--- Start of Data extract ---

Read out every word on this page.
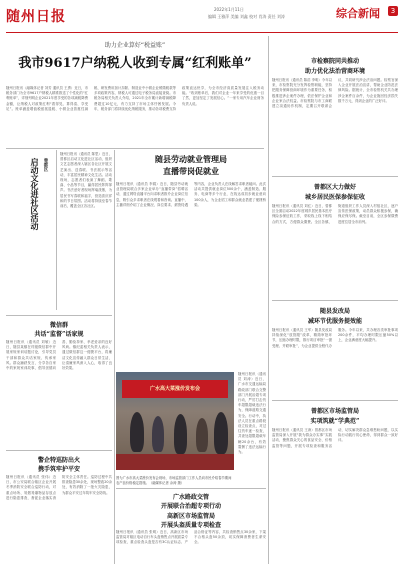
随州日报	2022年1月11日
编辑 王雅萍 美编 刘鑫 校对 肖涛 责任 刘涛	综合新闻	3
助力企业算好“税益账”
我市9617户纳税人收到专属“红利账单”
随州日报讯（融媒体记者 刘芳 通讯员 王勇）近日，市税务部门为全市9617户纳税人精准推送了个性化的“红利账单”，详细列明企业2021年度享受的各项减税降费金额，让纳税人对政策红利“看得见、算得清、享受足”。账单涵盖增值税留抵退税、小微企业普惠性减税、研发费用加计扣除、制造业中小微企业缓缴税款等多项政策内容，纳税人可通过电子税务局直接查阅。市税务局相关负责人介绍，2021年全市累计新增减税降费超过10亿元，有力支持了市场主体纾困发展。今年，税务部门将持续优化纳税服务，推动各项税费支持政策直达快享，为全市经济高质量发展注入税务动能。“收到账单后，我们对企业一年来享受的优惠一目了然，更加坚定了发展信心。”一家专用汽车企业财务负责人说。
曾都区
启动文化进社区活动
随州日报讯（通讯员 陈思）近日，曾都区启动文化进社区活动，组织文艺志愿者深入辖区各社区开展文艺演出、送春联、书法展示等活动，丰富居民精神文化生活。活动现场，志愿者们表演了舞蹈、歌曲、小品等节目，赢得居民阵阵掌声。书法爱好者现场挥毫泼墨，为居民书写春联和福字，营造喜庆祥和的节日氛围。活动将持续至春节前后，覆盖全区各社区。
微信群
共话“监督”话家规
随州日报讯（通讯员 刘敏）近日，随县某镇在村级微信群中开展家规家训话题讨论，引导党员干部和群众共话家规、传承家风。群众踊跃发言，分享各自家中的家规家训故事，倡导崇德向善、勤俭持家、孝老爱亲的良好风尚。镇纪委相关负责人表示，通过微信群这一便捷平台，将廉洁文化宣传融入群众日常生活，让清廉家风深入人心，取得了良好效果。
警企特巡防出火
携手筑牢护平安
随州日报讯（通讯员 张伟）近日，市公安局联合辖区企业开展冬季消防安全联合巡防行动，对重点场所、易燃易爆物品存放点进行隐患排查，督促企业落实消防安全主体责任。巡防过程中共排查隐患30余处，现场整改20余处，有效消除了一批火灾隐患，为群众平安过年筑牢安全防线。
随县劳动就业管理局
直播带岗促就业
随州日报讯（通讯员 李娟）近日，随县劳动就业管理局联合多家企业举办“直播带岗”招聘活动，通过网络直播平台向求职者推介企业岗位信息，吸引众多求职者在线观看和咨询。直播中，主播详细介绍了企业概况、岗位要求、薪资待遇等内容，企业负责人在线解答求职者疑问。此次活动共提供就业岗位500余个，涵盖制造、服务、电商等多个行业，在线达成初步就业意向100余人，为企业招工和群众就业搭建了便捷桥梁。
广水高大菜涨价发布会
图为广水市高大菜涨价发布会现场，市场监管部门工作人员向市民介绍春节期间农产品价格稳定措施。（融媒体记者 余涛 摄）
随州日报讯（通讯员 刘涛）近日，广水市交通运输局路政部门联合交警部门开展治超专项行动，严厉打击货车超限超载违法行为，保障道路交通安全。行动中，执法人员在重点路段设立检查点，对过往货车逐一检查，共查处超限超载车辆20余台，有效震慑了违法运输行为。
广水路政交管
开展联合治超专项行动
高新区市场监管局
开展头盔质量专项检查
随州日报讯（通讯员 张明）近日，高新区市场监管局对辖区电动自行车头盔销售点开展质量专项检查，重点检查头盔是否有3C认证标志、产品合格证等内容，共检查销售点30余家，下架不合格头盔50余顶，切实保障消费者生命安全。
市检察院同共推动
助力优化法治营商环境
随州日报讯（通讯员 陈浩 李明）今年以来，市检察院充分发挥检察职能，坚持把服务保障营商环境作为重要任务，积极推进涉企案件办理，依法保护企业和企业家合法权益。市检察院与市工商联建立沟通协作机制，定期召开联席会议，共同研究涉企法治问题。检察官深入企业开展法治宣讲，帮助企业防范法律风险。据统计，全市检察机关共办理涉企案件百余件，为企业挽回经济损失数千万元，得到企业的广泛好评。
曾都区大力做好
城乡居民医保参保征收
随州日报讯（通讯员 刘红）近日，曾都区全面启动2022年度城乡居民基本医疗保险参保征收工作，采取线上线下相结合的方式，方便群众缴费。全区各镇、街道组织工作人员深入村组社区，逐户宣传医保政策，动员群众积极参保，确保应保尽保。截至目前，全区参保缴费进度位居全市前列。
随县发改局
减环节优服务提效能
随州日报讯（通讯员 王军）随县发改局持续深化“放管服”改革，精简审批环节，压缩办理时限，推行项目审批“一窗受理、并联审批”，为企业提供全程代办服务。今年以来，共办理各类审批事项200余件，平均办理时限压缩50%以上，企业满意度大幅提升。
曾都区市场监管局
实项筑就“学典范”
随州日报讯（通讯员 王涛）曾都区市场监管局深入开展“我为群众办实事”实践活动，聚焦群众关心的食品安全、价格监管等问题，开展专项检查和服务活动，切实解决群众急难愁盼问题，以实际行动践行初心使命，得到群众一致好评。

--- End of Data extract ---

Search the entries for the word "今年以来", then list each line that holds it.

随州日报讯（通讯员 陈浩 李明）今年以来，市检察院充分发挥检察职能，坚持把服务保障营商环境作为重要任务，积极推进涉企案件办理，依法保护企业和企业家合法权益。市检察院与市工商联建立沟通协作机制，定期召开联席会议，共同研究涉企法治问题。检察官深入企业开展法治宣讲，帮助企业防范法律风险。据统计，全市检察机关共办理涉企案件百余件，为企业挽回经济损失数千万元，得到企业的广泛好评。
随州日报讯（通讯员 王军）随县发改局持续深化“放管服”改革，精简审批环节，压缩办理时限，推行项目审批“一窗受理、并联审批”，为企业提供全程代办服务。今年以来，共办理各类审批事项200余件，平均办理时限压缩50%以上，企业满意度大幅提升。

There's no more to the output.